* **GIVEN PROBLEM**
Repeat the data verbatim.

* **DATASET EXTRACT**
## begin
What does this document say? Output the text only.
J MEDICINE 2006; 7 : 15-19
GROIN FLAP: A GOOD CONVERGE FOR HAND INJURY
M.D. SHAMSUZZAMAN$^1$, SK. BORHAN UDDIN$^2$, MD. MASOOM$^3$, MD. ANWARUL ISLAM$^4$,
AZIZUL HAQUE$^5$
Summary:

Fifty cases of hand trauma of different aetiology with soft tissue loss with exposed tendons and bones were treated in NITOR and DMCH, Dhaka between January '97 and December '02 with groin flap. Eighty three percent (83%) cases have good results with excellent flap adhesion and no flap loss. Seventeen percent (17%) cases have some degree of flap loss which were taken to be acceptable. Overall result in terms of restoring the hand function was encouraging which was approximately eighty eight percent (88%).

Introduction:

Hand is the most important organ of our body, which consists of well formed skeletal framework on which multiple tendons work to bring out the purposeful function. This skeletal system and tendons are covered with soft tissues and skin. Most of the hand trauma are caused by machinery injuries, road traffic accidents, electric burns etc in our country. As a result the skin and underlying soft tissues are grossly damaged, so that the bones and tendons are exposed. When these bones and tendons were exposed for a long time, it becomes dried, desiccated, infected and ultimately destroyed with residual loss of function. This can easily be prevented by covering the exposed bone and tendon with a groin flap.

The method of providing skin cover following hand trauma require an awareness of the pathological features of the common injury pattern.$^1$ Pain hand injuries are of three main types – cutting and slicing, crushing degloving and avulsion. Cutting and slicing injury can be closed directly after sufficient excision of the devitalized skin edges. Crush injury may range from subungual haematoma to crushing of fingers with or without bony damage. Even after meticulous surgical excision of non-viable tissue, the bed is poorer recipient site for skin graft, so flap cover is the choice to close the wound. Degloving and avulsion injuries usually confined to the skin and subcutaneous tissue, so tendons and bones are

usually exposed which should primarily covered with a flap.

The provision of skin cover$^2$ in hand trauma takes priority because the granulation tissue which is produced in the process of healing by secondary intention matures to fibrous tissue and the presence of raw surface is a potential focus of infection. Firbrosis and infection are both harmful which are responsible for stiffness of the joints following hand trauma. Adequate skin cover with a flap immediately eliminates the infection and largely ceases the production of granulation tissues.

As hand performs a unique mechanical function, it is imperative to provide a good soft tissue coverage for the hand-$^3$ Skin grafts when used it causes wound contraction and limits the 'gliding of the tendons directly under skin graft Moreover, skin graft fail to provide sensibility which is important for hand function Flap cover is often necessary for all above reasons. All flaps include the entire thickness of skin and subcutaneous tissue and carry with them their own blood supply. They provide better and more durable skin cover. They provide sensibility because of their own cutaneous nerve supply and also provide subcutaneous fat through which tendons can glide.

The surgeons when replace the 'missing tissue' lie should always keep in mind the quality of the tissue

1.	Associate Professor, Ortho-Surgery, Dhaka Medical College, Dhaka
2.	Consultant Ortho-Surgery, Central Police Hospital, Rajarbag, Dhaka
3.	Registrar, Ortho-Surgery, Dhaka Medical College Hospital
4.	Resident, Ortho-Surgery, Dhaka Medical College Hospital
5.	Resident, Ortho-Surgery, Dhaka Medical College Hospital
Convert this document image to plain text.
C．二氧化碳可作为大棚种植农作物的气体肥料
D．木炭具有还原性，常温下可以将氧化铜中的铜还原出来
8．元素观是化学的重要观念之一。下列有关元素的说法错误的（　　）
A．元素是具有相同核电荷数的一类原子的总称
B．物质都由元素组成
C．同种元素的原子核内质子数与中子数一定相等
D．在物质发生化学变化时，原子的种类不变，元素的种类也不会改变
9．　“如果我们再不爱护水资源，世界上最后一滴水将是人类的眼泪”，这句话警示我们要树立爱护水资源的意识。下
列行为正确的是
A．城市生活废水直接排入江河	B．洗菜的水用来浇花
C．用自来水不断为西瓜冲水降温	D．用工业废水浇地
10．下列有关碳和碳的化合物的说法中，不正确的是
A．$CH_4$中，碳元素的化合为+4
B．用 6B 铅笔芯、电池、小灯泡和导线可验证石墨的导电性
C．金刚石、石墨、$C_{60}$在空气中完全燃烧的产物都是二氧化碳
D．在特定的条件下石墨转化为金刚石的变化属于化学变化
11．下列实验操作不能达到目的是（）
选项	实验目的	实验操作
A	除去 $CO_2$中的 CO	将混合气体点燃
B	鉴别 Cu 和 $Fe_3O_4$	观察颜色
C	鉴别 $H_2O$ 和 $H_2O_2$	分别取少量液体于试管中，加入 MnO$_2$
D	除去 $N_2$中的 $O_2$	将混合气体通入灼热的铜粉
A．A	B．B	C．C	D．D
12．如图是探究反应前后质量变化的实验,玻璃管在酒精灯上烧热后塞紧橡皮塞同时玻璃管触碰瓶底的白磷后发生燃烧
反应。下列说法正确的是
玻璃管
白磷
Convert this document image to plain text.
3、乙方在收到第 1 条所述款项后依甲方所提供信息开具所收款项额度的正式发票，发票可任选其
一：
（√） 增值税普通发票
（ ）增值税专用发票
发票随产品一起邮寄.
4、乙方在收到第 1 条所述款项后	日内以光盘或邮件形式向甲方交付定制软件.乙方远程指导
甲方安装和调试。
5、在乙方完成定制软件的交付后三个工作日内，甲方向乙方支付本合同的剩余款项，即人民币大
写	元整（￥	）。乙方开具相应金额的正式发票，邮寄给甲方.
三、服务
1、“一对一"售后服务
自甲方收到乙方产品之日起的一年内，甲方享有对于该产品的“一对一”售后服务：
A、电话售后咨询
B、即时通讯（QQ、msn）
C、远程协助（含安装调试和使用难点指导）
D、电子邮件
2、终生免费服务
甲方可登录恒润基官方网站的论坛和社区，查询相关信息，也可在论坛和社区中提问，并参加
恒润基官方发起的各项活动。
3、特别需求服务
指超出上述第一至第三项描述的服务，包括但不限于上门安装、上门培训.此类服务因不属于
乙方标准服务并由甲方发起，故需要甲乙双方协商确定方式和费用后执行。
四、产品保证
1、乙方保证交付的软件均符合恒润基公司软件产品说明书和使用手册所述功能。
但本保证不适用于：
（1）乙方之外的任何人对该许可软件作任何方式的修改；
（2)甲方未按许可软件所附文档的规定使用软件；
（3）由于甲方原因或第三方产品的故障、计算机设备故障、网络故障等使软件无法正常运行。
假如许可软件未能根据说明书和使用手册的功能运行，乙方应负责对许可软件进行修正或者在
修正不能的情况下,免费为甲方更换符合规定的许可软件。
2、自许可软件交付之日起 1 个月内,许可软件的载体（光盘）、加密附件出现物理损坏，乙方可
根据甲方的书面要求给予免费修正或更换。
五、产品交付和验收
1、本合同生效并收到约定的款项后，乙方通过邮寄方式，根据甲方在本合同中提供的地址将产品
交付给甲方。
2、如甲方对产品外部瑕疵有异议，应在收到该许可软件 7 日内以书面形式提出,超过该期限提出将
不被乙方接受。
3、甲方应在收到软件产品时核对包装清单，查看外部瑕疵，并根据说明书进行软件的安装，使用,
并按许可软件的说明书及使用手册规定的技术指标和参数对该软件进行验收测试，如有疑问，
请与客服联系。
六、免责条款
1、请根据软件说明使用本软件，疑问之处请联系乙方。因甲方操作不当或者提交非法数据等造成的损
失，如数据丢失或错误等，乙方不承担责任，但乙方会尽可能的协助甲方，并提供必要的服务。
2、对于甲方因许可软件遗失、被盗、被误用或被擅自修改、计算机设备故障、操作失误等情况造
## end
* **TASK ANSWER**
What does this document say? Output the text only.
J MEDICINE 2006; 7 : 15-19
GROIN FLAP: A GOOD CONVERGE FOR HAND INJURY
M.D. SHAMSUZZAMAN$^1$, SK. BORHAN UDDIN$^2$, MD. MASOOM$^3$, MD. ANWARUL ISLAM$^4$,
AZIZUL HAQUE$^5$
Summary:

Fifty cases of hand trauma of different aetiology with soft tissue loss with exposed tendons and bones were treated in NITOR and DMCH, Dhaka between January '97 and December '02 with groin flap. Eighty three percent (83%) cases have good results with excellent flap adhesion and no flap loss. Seventeen percent (17%) cases have some degree of flap loss which were taken to be acceptable. Overall result in terms of restoring the hand function was encouraging which was approximately eighty eight percent (88%).

Introduction:

Hand is the most important organ of our body, which consists of well formed skeletal framework on which multiple tendons work to bring out the purposeful function. This skeletal system and tendons are covered with soft tissues and skin. Most of the hand trauma are caused by machinery injuries, road traffic accidents, electric burns etc in our country. As a result the skin and underlying soft tissues are grossly damaged, so that the bones and tendons are exposed. When these bones and tendons were exposed for a long time, it becomes dried, desiccated, infected and ultimately destroyed with residual loss of function. This can easily be prevented by covering the exposed bone and tendon with a groin flap.

The method of providing skin cover following hand trauma require an awareness of the pathological features of the common injury pattern.$^1$ Pain hand injuries are of three main types – cutting and slicing, crushing degloving and avulsion. Cutting and slicing injury can be closed directly after sufficient excision of the devitalized skin edges. Crush injury may range from subungual haematoma to crushing of fingers with or without bony damage. Even after meticulous surgical excision of non-viable tissue, the bed is poorer recipient site for skin graft, so flap cover is the choice to close the wound. Degloving and avulsion injuries usually confined to the skin and subcutaneous tissue, so tendons and bones are

usually exposed which should primarily covered with a flap.

The provision of skin cover$^2$ in hand trauma takes priority because the granulation tissue which is produced in the process of healing by secondary intention matures to fibrous tissue and the presence of raw surface is a potential focus of infection. Firbrosis and infection are both harmful which are responsible for stiffness of the joints following hand trauma. Adequate skin cover with a flap immediately eliminates the infection and largely ceases the production of granulation tissues.

As hand performs a unique mechanical function, it is imperative to provide a good soft tissue coverage for the hand-$^3$ Skin grafts when used it causes wound contraction and limits the 'gliding of the tendons directly under skin graft Moreover, skin graft fail to provide sensibility which is important for hand function Flap cover is often necessary for all above reasons. All flaps include the entire thickness of skin and subcutaneous tissue and carry with them their own blood supply. They provide better and more durable skin cover. They provide sensibility because of their own cutaneous nerve supply and also provide subcutaneous fat through which tendons can glide.

The surgeons when replace the 'missing tissue' lie should always keep in mind the quality of the tissue

1.	Associate Professor, Ortho-Surgery, Dhaka Medical College, Dhaka
2.	Consultant Ortho-Surgery, Central Police Hospital, Rajarbag, Dhaka
3.	Registrar, Ortho-Surgery, Dhaka Medical College Hospital
4.	Resident, Ortho-Surgery, Dhaka Medical College Hospital
5.	Resident, Ortho-Surgery, Dhaka Medical College Hospital
Convert this document image to plain text.
C．二氧化碳可作为大棚种植农作物的气体肥料
D．木炭具有还原性，常温下可以将氧化铜中的铜还原出来
8．元素观是化学的重要观念之一。下列有关元素的说法错误的（　　）
A．元素是具有相同核电荷数的一类原子的总称
B．物质都由元素组成
C．同种元素的原子核内质子数与中子数一定相等
D．在物质发生化学变化时，原子的种类不变，元素的种类也不会改变
9．　“如果我们再不爱护水资源，世界上最后一滴水将是人类的眼泪”，这句话警示我们要树立爱护水资源的意识。下
列行为正确的是
A．城市生活废水直接排入江河	B．洗菜的水用来浇花
C．用自来水不断为西瓜冲水降温	D．用工业废水浇地
10．下列有关碳和碳的化合物的说法中，不正确的是
A．$CH_4$中，碳元素的化合为+4
B．用 6B 铅笔芯、电池、小灯泡和导线可验证石墨的导电性
C．金刚石、石墨、$C_{60}$在空气中完全燃烧的产物都是二氧化碳
D．在特定的条件下石墨转化为金刚石的变化属于化学变化
11．下列实验操作不能达到目的是（）
选项	实验目的	实验操作
A	除去 $CO_2$中的 CO	将混合气体点燃
B	鉴别 Cu 和 $Fe_3O_4$	观察颜色
C	鉴别 $H_2O$ 和 $H_2O_2$	分别取少量液体于试管中，加入 MnO$_2$
D	除去 $N_2$中的 $O_2$	将混合气体通入灼热的铜粉
A．A	B．B	C．C	D．D
12．如图是探究反应前后质量变化的实验,玻璃管在酒精灯上烧热后塞紧橡皮塞同时玻璃管触碰瓶底的白磷后发生燃烧
反应。下列说法正确的是
玻璃管
白磷
Convert this document image to plain text.
3、乙方在收到第 1 条所述款项后依甲方所提供信息开具所收款项额度的正式发票，发票可任选其
一：
（√） 增值税普通发票
（ ）增值税专用发票
发票随产品一起邮寄.
4、乙方在收到第 1 条所述款项后	日内以光盘或邮件形式向甲方交付定制软件.乙方远程指导
甲方安装和调试。
5、在乙方完成定制软件的交付后三个工作日内，甲方向乙方支付本合同的剩余款项，即人民币大
写	元整（￥	）。乙方开具相应金额的正式发票，邮寄给甲方.
三、服务
1、“一对一"售后服务
自甲方收到乙方产品之日起的一年内，甲方享有对于该产品的“一对一”售后服务：
A、电话售后咨询
B、即时通讯（QQ、msn）
C、远程协助（含安装调试和使用难点指导）
D、电子邮件
2、终生免费服务
甲方可登录恒润基官方网站的论坛和社区，查询相关信息，也可在论坛和社区中提问，并参加
恒润基官方发起的各项活动。
3、特别需求服务
指超出上述第一至第三项描述的服务，包括但不限于上门安装、上门培训.此类服务因不属于
乙方标准服务并由甲方发起，故需要甲乙双方协商确定方式和费用后执行。
四、产品保证
1、乙方保证交付的软件均符合恒润基公司软件产品说明书和使用手册所述功能。
但本保证不适用于：
（1）乙方之外的任何人对该许可软件作任何方式的修改；
（2)甲方未按许可软件所附文档的规定使用软件；
（3）由于甲方原因或第三方产品的故障、计算机设备故障、网络故障等使软件无法正常运行。
假如许可软件未能根据说明书和使用手册的功能运行，乙方应负责对许可软件进行修正或者在
修正不能的情况下,免费为甲方更换符合规定的许可软件。
2、自许可软件交付之日起 1 个月内,许可软件的载体（光盘）、加密附件出现物理损坏，乙方可
根据甲方的书面要求给予免费修正或更换。
五、产品交付和验收
1、本合同生效并收到约定的款项后，乙方通过邮寄方式，根据甲方在本合同中提供的地址将产品
交付给甲方。
2、如甲方对产品外部瑕疵有异议，应在收到该许可软件 7 日内以书面形式提出,超过该期限提出将
不被乙方接受。
3、甲方应在收到软件产品时核对包装清单，查看外部瑕疵，并根据说明书进行软件的安装，使用,
并按许可软件的说明书及使用手册规定的技术指标和参数对该软件进行验收测试，如有疑问，
请与客服联系。
六、免责条款
1、请根据软件说明使用本软件，疑问之处请联系乙方。因甲方操作不当或者提交非法数据等造成的损
失，如数据丢失或错误等，乙方不承担责任，但乙方会尽可能的协助甲方，并提供必要的服务。
2、对于甲方因许可软件遗失、被盗、被误用或被擅自修改、计算机设备故障、操作失误等情况造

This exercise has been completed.